* TASK DIRECTIONS *
Write out every line of the material as it stands, apart from the pictures.

__________________________________________________

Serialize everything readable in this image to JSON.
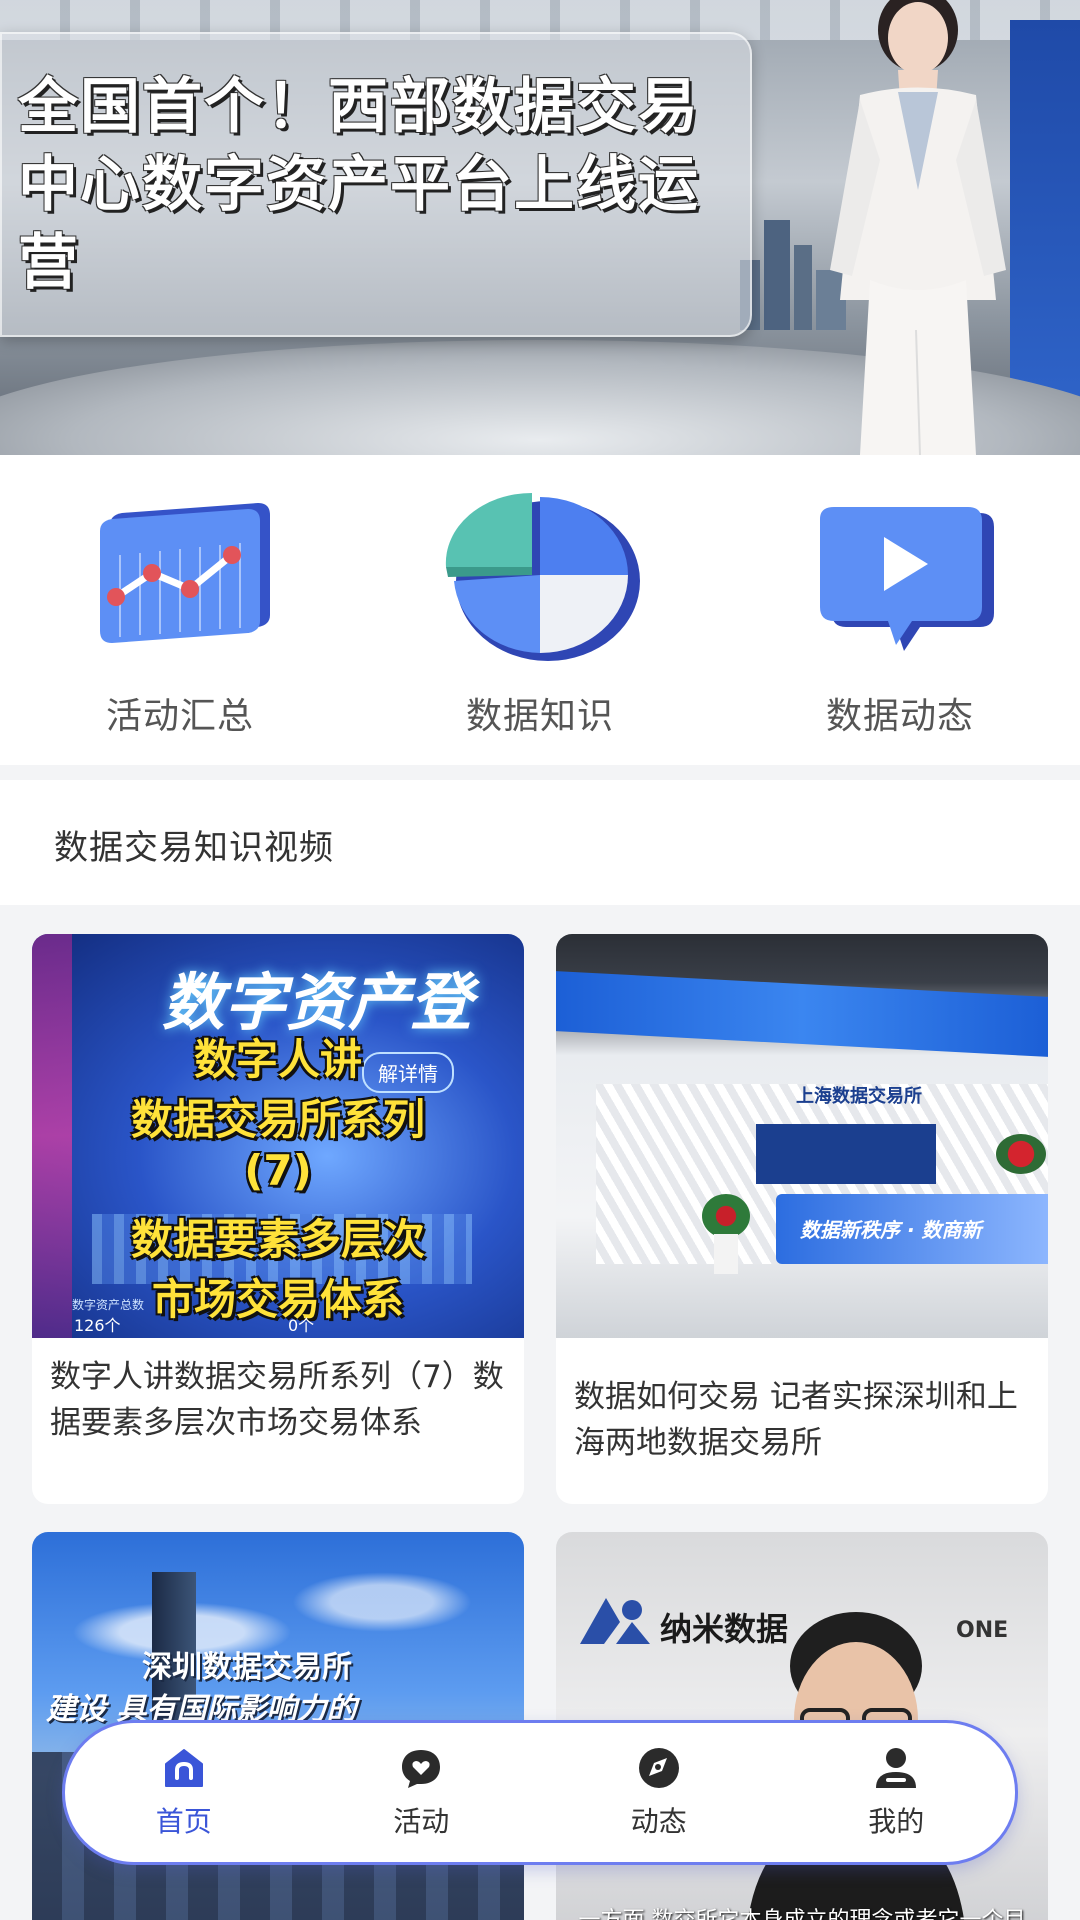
{
  "banner": {
    "headline": "全国首个！西部数据交易中心数字资产平台上线运营"
  },
  "categories": [
    {
      "label": "活动汇总",
      "icon": "line-chart-icon"
    },
    {
      "label": "数据知识",
      "icon": "pie-chart-icon"
    },
    {
      "label": "数据动态",
      "icon": "video-play-icon"
    }
  ],
  "section": {
    "title": "数据交易知识视频"
  },
  "videos": [
    {
      "thumb_banner": "数字资产登",
      "thumb_lines": [
        "数字人讲",
        "数据交易所系列",
        "(7)",
        "数据要素多层次",
        "市场交易体系"
      ],
      "thumb_tag": "解详情",
      "thumb_stat_label": "数字资产总数",
      "thumb_stat_value": "126个",
      "thumb_stat_value2": "0个",
      "caption": "数字人讲数据交易所系列（7）数据要素多层次市场交易体系"
    },
    {
      "thumb_sign": "数据新秩序 · 数商新",
      "thumb_logo_text": "上海数据交易所",
      "caption": "数据如何交易 记者实探深圳和上海两地数据交易所"
    },
    {
      "thumb_title": "深圳数据交易所",
      "thumb_sub": "建设 具有国际影响力的",
      "caption": ""
    },
    {
      "thumb_brand": "纳米数据",
      "thumb_brand2": "ONE",
      "thumb_subtitle": "一方面  数交所它本身成立的理念或者它一个目",
      "caption": ""
    }
  ],
  "nav": [
    {
      "label": "首页",
      "icon": "home-icon",
      "active": true
    },
    {
      "label": "活动",
      "icon": "heart-chat-icon",
      "active": false
    },
    {
      "label": "动态",
      "icon": "compass-icon",
      "active": false
    },
    {
      "label": "我的",
      "icon": "user-icon",
      "active": false
    }
  ],
  "colors": {
    "accent": "#3a55d8",
    "icon_blue": "#4d7ff0",
    "icon_teal": "#5fc9b8"
  }
}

__________________________________________________

* REPLY *
Serialize everything readable in this image to JSON.
{
  "banner": {
    "headline": "全国首个！西部数据交易中心数字资产平台上线运营"
  },
  "categories": [
    {
      "label": "活动汇总",
      "icon": "line-chart-icon"
    },
    {
      "label": "数据知识",
      "icon": "pie-chart-icon"
    },
    {
      "label": "数据动态",
      "icon": "video-play-icon"
    }
  ],
  "section": {
    "title": "数据交易知识视频"
  },
  "videos": [
    {
      "thumb_banner": "数字资产登",
      "thumb_lines": [
        "数字人讲",
        "数据交易所系列",
        "(7)",
        "数据要素多层次",
        "市场交易体系"
      ],
      "thumb_tag": "解详情",
      "thumb_stat_label": "数字资产总数",
      "thumb_stat_value": "126个",
      "thumb_stat_value2": "0个",
      "caption": "数字人讲数据交易所系列（7）数据要素多层次市场交易体系"
    },
    {
      "thumb_sign": "数据新秩序 · 数商新",
      "thumb_logo_text": "上海数据交易所",
      "caption": "数据如何交易 记者实探深圳和上海两地数据交易所"
    },
    {
      "thumb_title": "深圳数据交易所",
      "thumb_sub": "建设 具有国际影响力的",
      "caption": ""
    },
    {
      "thumb_brand": "纳米数据",
      "thumb_brand2": "ONE",
      "thumb_subtitle": "一方面  数交所它本身成立的理念或者它一个目",
      "caption": ""
    }
  ],
  "nav": [
    {
      "label": "首页",
      "icon": "home-icon",
      "active": true
    },
    {
      "label": "活动",
      "icon": "heart-chat-icon",
      "active": false
    },
    {
      "label": "动态",
      "icon": "compass-icon",
      "active": false
    },
    {
      "label": "我的",
      "icon": "user-icon",
      "active": false
    }
  ],
  "colors": {
    "accent": "#3a55d8",
    "icon_blue": "#4d7ff0",
    "icon_teal": "#5fc9b8"
  }
}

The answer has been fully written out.